● **GIVEN RECORDS**
=======
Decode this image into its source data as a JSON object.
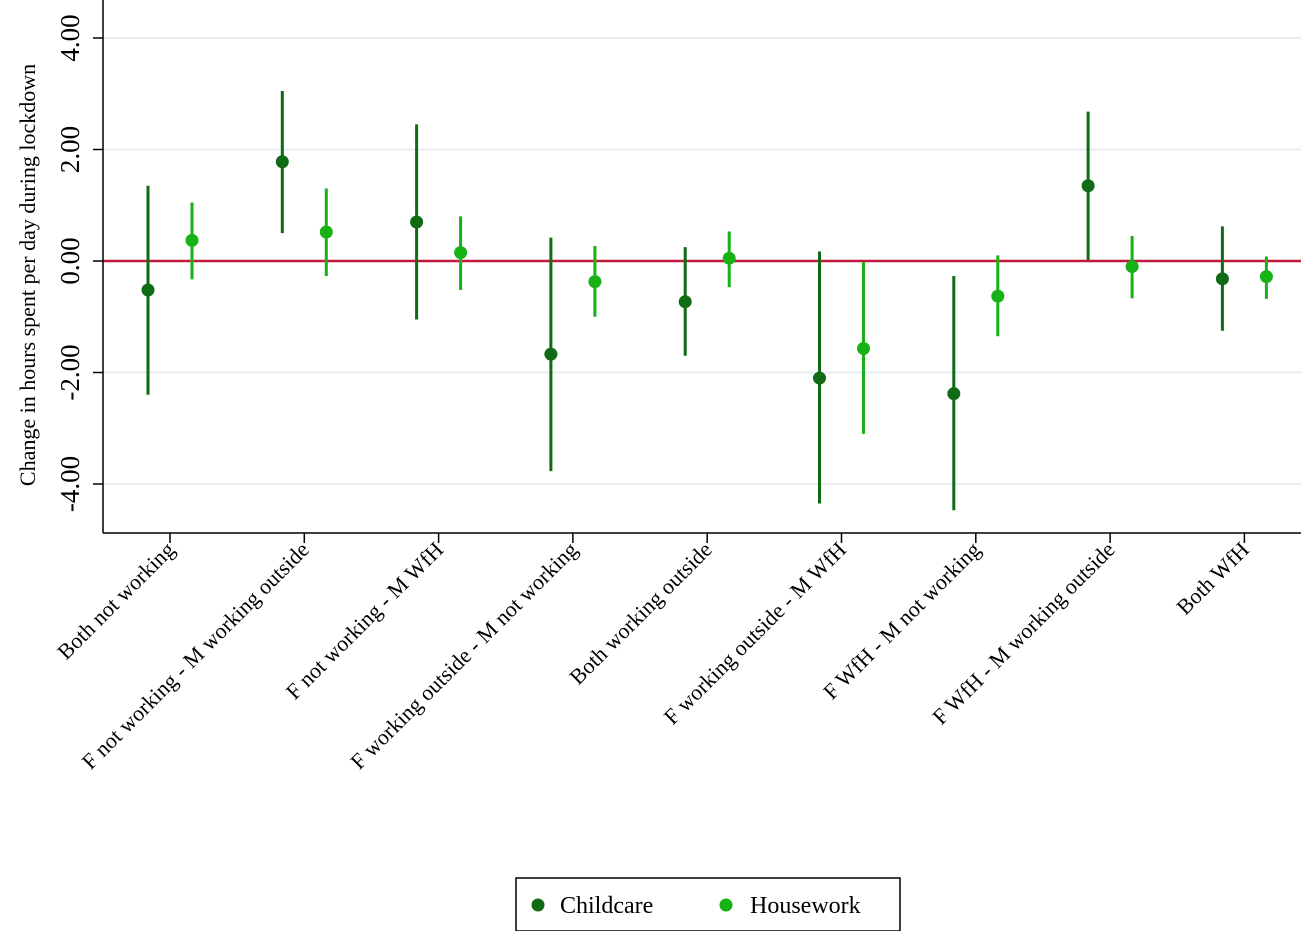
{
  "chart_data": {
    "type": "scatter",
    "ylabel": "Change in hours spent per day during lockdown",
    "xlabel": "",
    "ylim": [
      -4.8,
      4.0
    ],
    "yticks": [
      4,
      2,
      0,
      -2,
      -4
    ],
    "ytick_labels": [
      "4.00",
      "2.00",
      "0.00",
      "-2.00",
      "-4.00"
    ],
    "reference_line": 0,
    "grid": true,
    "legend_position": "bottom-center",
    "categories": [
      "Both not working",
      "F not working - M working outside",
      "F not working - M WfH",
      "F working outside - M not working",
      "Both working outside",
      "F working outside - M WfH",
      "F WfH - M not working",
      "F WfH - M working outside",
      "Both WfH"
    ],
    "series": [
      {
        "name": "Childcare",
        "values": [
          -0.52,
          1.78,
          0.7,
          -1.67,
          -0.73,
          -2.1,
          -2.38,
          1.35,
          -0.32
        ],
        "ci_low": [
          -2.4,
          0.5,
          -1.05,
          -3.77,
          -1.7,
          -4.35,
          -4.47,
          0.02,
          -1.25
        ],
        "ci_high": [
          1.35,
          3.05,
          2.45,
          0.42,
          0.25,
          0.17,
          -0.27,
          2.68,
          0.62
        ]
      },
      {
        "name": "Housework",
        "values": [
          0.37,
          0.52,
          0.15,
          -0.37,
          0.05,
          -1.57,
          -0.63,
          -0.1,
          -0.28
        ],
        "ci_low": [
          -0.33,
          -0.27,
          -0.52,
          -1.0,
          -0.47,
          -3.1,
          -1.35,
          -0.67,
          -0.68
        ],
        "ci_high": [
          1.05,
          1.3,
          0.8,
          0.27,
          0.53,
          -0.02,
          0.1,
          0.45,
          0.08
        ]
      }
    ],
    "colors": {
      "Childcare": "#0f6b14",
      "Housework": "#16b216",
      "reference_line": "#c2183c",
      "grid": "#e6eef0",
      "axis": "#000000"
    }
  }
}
=======
● **DIRECTIVE**
Go through the records line by line and count those containing the string "Both". Give only the total.

● **REPLY TO THE EXERCISE**
3